» **Challenge**
Gather, from the listing beneath this task, every line holding the string "детей".
--- start ---
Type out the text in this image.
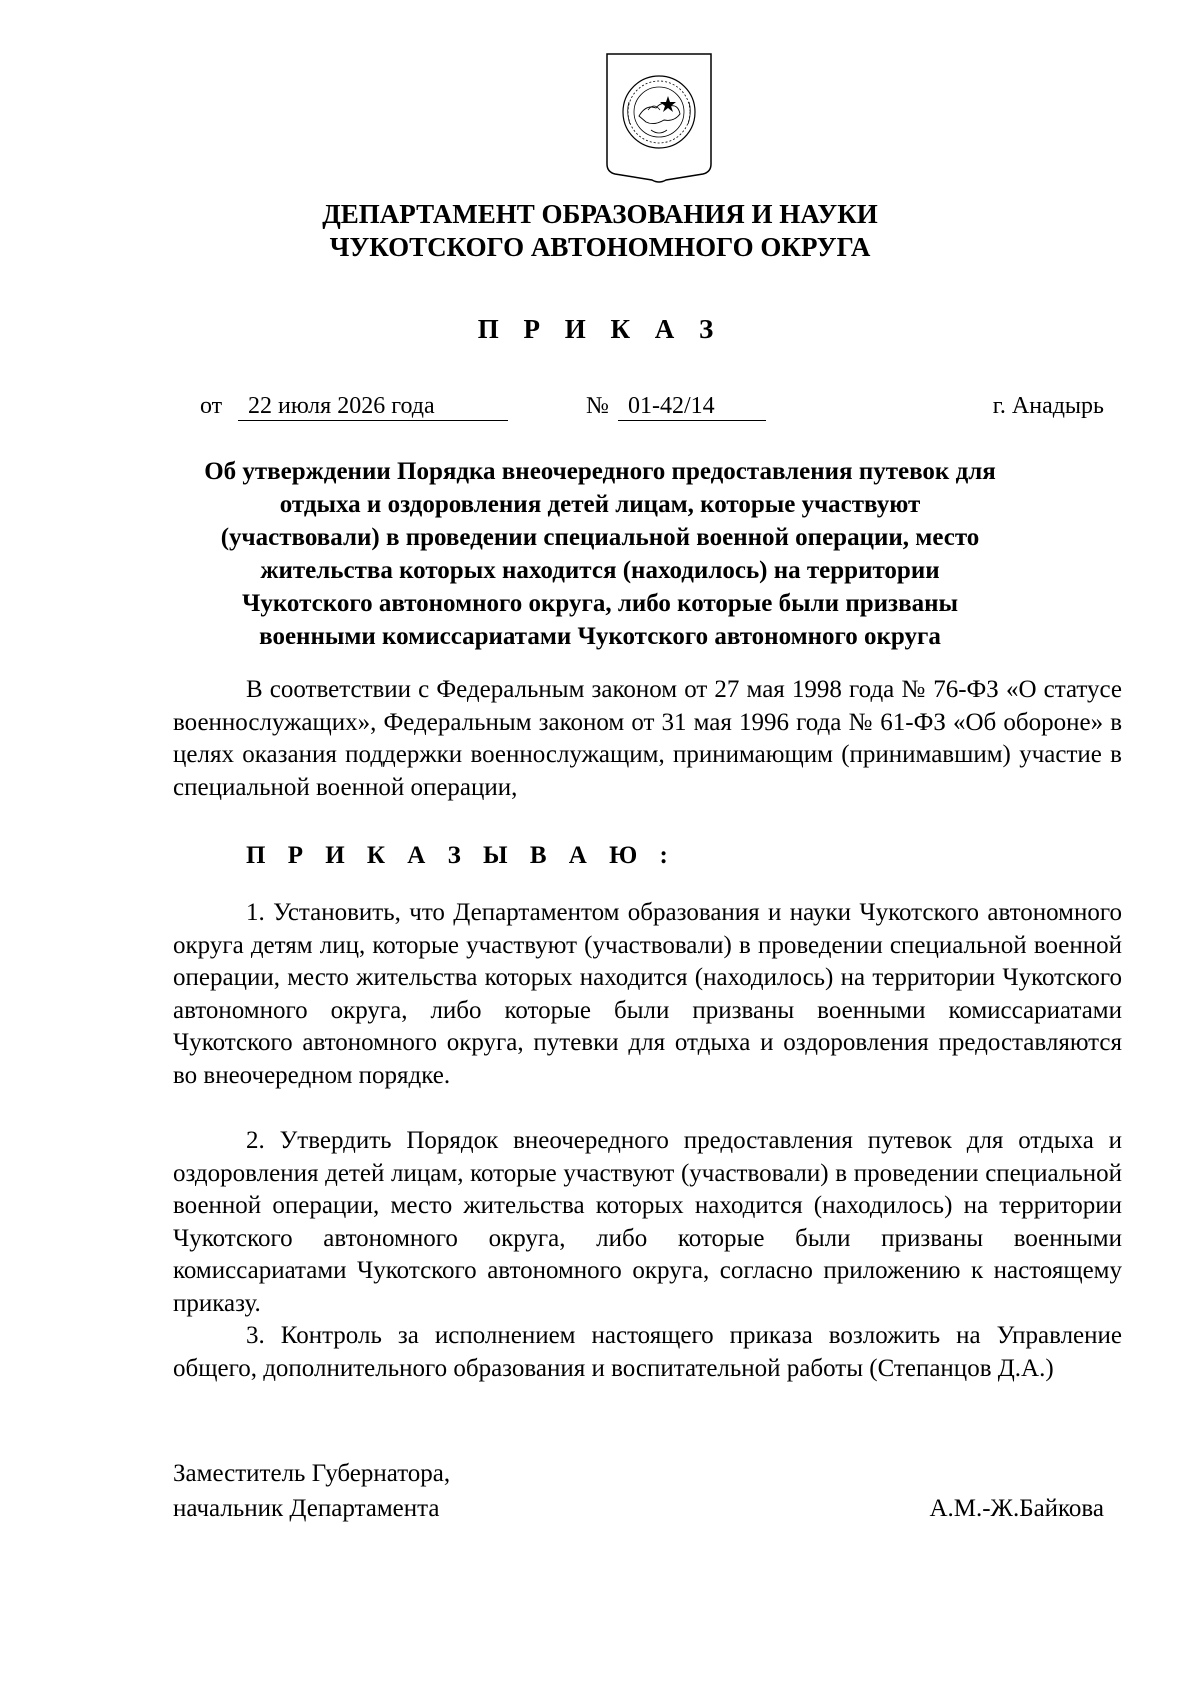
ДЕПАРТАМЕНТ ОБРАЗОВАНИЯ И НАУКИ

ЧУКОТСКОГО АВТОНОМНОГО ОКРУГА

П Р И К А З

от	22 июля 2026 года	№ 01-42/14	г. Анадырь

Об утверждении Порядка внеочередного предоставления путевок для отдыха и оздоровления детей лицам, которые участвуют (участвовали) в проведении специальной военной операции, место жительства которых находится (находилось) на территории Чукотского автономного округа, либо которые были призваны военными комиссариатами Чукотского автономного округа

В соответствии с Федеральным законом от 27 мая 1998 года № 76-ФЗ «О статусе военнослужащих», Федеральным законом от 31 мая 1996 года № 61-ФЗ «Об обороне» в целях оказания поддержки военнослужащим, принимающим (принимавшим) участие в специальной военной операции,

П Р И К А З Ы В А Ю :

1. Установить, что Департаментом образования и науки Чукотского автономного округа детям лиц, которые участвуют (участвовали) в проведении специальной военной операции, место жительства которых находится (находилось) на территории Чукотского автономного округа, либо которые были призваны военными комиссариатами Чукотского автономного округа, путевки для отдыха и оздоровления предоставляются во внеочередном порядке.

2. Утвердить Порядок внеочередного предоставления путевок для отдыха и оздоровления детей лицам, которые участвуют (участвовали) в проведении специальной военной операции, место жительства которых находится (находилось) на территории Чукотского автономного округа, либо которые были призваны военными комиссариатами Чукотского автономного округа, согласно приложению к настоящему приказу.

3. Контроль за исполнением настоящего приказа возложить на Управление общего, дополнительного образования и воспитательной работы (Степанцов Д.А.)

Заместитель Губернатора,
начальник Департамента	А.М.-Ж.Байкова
--- end ---
» **Output for this task**
Об утверждении Порядка внеочередного предоставления путевок для отдыха и оздоровления детей лицам, которые участвуют (участвовали) в проведении специальной военной операции, место жительства которых находится (находилось) на территории Чукотского автономного округа, либо которые были призваны военными комиссариатами Чукотского автономного округа
2. Утвердить Порядок внеочередного предоставления путевок для отдыха и оздоровления детей лицам, которые участвуют (участвовали) в проведении специальной военной операции, место жительства которых находится (находилось) на территории Чукотского автономного округа, либо которые были призваны военными комиссариатами Чукотского автономного округа, согласно приложению к настоящему приказу.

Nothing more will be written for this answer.